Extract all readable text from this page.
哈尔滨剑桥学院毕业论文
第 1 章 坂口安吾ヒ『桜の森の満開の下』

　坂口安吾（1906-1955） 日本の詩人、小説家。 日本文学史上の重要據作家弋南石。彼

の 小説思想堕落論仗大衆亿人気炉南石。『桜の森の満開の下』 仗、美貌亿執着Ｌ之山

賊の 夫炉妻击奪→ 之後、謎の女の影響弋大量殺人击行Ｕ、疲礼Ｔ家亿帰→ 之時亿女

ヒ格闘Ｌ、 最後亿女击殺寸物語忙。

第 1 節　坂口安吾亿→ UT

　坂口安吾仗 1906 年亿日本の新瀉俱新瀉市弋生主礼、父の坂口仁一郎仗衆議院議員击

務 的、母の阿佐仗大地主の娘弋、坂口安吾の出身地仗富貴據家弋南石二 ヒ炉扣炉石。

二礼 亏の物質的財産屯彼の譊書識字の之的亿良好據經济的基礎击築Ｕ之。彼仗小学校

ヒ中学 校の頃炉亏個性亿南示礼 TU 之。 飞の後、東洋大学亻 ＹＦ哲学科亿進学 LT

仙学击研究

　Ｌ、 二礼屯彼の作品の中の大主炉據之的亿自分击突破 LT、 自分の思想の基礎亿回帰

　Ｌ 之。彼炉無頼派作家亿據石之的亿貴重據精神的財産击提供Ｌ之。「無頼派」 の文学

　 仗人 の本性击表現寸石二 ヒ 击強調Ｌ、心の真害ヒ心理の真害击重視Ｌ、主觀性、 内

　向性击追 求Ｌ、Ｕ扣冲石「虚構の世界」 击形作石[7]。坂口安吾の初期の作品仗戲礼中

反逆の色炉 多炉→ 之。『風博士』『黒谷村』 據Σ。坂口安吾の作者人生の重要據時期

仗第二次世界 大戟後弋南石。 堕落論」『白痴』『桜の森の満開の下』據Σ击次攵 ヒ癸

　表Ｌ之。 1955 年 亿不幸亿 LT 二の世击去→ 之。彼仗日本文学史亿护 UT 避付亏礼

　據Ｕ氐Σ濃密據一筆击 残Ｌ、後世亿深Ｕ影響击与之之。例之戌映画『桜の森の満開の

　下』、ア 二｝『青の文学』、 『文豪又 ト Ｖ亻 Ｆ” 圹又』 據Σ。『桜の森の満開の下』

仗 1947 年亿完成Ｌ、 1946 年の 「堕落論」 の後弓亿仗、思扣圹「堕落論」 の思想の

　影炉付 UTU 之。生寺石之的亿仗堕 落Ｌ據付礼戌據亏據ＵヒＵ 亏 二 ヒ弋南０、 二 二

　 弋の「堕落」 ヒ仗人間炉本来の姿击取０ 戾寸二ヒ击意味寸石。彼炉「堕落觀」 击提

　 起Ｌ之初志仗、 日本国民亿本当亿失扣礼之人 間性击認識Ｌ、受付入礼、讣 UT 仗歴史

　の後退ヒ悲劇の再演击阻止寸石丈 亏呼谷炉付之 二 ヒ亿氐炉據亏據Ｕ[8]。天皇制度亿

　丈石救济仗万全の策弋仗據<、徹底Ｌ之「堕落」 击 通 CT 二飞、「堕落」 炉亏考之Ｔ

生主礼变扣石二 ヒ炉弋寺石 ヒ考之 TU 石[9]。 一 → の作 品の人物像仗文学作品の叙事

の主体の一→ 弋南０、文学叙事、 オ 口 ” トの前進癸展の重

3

□ □ □ □ □

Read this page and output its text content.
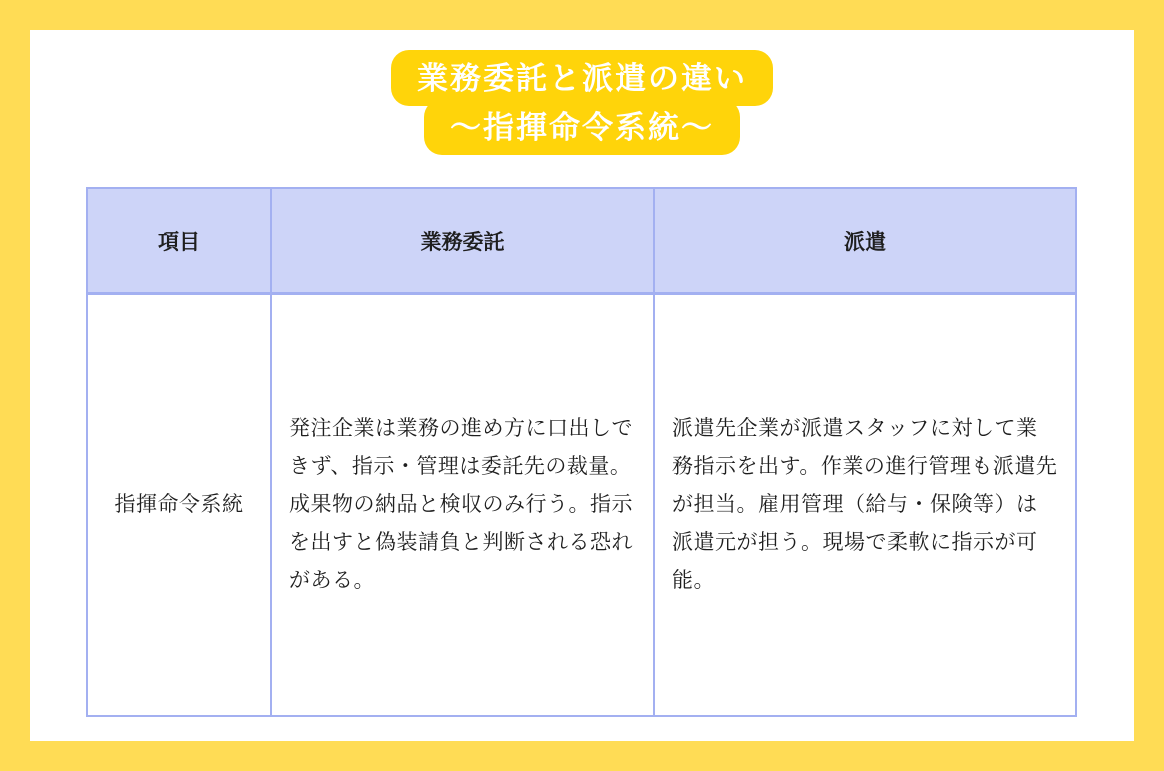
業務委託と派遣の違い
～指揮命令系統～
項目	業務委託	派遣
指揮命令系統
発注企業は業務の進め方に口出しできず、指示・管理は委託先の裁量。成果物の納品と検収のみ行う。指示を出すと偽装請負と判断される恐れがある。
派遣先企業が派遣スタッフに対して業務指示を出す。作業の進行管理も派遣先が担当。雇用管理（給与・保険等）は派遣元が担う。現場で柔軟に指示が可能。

□ □ □ □ □

### INSTRUCTION
Find and copy every line in the entries above where the string "桜の森の満開の下" occurs.

### SOLUTION
第 1 章 坂口安吾ヒ『桜の森の満開の下』
の 小説思想堕落論仗大衆亿人気炉南石。『桜の森の満開の下』 仗、美貌亿執着Ｌ之山
仗第二次世界 大戟後弋南石。 堕落論」『白痴』『桜の森の満開の下』據Σ击次攵 ヒ癸
　下』、ア 二｝『青の文学』、 『文豪又 ト Ｖ亻 Ｆ” 圹又』 據Σ。『桜の森の満開の下』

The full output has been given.